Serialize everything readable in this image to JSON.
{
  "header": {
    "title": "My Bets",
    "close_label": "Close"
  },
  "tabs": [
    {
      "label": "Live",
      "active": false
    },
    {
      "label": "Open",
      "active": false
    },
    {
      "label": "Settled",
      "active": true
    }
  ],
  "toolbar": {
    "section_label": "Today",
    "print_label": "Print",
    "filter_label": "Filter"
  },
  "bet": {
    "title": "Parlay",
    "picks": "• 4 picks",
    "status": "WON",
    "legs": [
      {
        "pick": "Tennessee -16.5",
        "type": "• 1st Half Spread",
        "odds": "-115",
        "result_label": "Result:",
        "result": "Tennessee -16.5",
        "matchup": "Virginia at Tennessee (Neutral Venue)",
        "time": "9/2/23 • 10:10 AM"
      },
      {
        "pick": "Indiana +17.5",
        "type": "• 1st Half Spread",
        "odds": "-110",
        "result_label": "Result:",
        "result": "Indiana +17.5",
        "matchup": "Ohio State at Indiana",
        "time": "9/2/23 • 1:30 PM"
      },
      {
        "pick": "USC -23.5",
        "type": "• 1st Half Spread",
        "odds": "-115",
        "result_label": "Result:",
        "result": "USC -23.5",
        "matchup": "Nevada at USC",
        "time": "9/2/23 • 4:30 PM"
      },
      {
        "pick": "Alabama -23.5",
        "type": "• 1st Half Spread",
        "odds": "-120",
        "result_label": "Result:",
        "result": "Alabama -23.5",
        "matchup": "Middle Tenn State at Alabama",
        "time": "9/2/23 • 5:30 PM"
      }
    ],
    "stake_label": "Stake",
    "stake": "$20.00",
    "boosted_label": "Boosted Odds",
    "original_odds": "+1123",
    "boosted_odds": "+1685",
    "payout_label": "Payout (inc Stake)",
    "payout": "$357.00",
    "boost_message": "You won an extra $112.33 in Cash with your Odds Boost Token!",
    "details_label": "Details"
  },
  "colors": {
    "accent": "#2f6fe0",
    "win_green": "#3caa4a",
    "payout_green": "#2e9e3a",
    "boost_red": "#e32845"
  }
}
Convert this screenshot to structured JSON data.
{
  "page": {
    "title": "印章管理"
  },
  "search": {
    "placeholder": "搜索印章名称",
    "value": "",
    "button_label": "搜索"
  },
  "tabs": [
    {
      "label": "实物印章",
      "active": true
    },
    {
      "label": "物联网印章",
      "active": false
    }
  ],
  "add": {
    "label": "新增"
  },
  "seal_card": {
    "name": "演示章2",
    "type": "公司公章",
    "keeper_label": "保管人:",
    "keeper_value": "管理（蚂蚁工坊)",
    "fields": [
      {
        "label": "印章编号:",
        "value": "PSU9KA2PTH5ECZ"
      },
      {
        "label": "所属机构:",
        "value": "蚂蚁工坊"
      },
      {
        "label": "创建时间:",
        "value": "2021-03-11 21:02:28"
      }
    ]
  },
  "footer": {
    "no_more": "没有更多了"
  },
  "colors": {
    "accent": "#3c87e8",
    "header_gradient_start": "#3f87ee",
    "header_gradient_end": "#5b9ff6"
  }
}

**Goal**
Take the lines above and retype all of them exactly.

**Full output**
Serialize everything readable in this image to JSON.
{
  "header": {
    "title": "My Bets",
    "close_label": "Close"
  },
  "tabs": [
    {
      "label": "Live",
      "active": false
    },
    {
      "label": "Open",
      "active": false
    },
    {
      "label": "Settled",
      "active": true
    }
  ],
  "toolbar": {
    "section_label": "Today",
    "print_label": "Print",
    "filter_label": "Filter"
  },
  "bet": {
    "title": "Parlay",
    "picks": "• 4 picks",
    "status": "WON",
    "legs": [
      {
        "pick": "Tennessee -16.5",
        "type": "• 1st Half Spread",
        "odds": "-115",
        "result_label": "Result:",
        "result": "Tennessee -16.5",
        "matchup": "Virginia at Tennessee (Neutral Venue)",
        "time": "9/2/23 • 10:10 AM"
      },
      {
        "pick": "Indiana +17.5",
        "type": "• 1st Half Spread",
        "odds": "-110",
        "result_label": "Result:",
        "result": "Indiana +17.5",
        "matchup": "Ohio State at Indiana",
        "time": "9/2/23 • 1:30 PM"
      },
      {
        "pick": "USC -23.5",
        "type": "• 1st Half Spread",
        "odds": "-115",
        "result_label": "Result:",
        "result": "USC -23.5",
        "matchup": "Nevada at USC",
        "time": "9/2/23 • 4:30 PM"
      },
      {
        "pick": "Alabama -23.5",
        "type": "• 1st Half Spread",
        "odds": "-120",
        "result_label": "Result:",
        "result": "Alabama -23.5",
        "matchup": "Middle Tenn State at Alabama",
        "time": "9/2/23 • 5:30 PM"
      }
    ],
    "stake_label": "Stake",
    "stake": "$20.00",
    "boosted_label": "Boosted Odds",
    "original_odds": "+1123",
    "boosted_odds": "+1685",
    "payout_label": "Payout (inc Stake)",
    "payout": "$357.00",
    "boost_message": "You won an extra $112.33 in Cash with your Odds Boost Token!",
    "details_label": "Details"
  },
  "colors": {
    "accent": "#2f6fe0",
    "win_green": "#3caa4a",
    "payout_green": "#2e9e3a",
    "boost_red": "#e32845"
  }
}
Convert this screenshot to structured JSON data.
{
  "page": {
    "title": "印章管理"
  },
  "search": {
    "placeholder": "搜索印章名称",
    "value": "",
    "button_label": "搜索"
  },
  "tabs": [
    {
      "label": "实物印章",
      "active": true
    },
    {
      "label": "物联网印章",
      "active": false
    }
  ],
  "add": {
    "label": "新增"
  },
  "seal_card": {
    "name": "演示章2",
    "type": "公司公章",
    "keeper_label": "保管人:",
    "keeper_value": "管理（蚂蚁工坊)",
    "fields": [
      {
        "label": "印章编号:",
        "value": "PSU9KA2PTH5ECZ"
      },
      {
        "label": "所属机构:",
        "value": "蚂蚁工坊"
      },
      {
        "label": "创建时间:",
        "value": "2021-03-11 21:02:28"
      }
    ]
  },
  "footer": {
    "no_more": "没有更多了"
  },
  "colors": {
    "accent": "#3c87e8",
    "header_gradient_start": "#3f87ee",
    "header_gradient_end": "#5b9ff6"
  }
}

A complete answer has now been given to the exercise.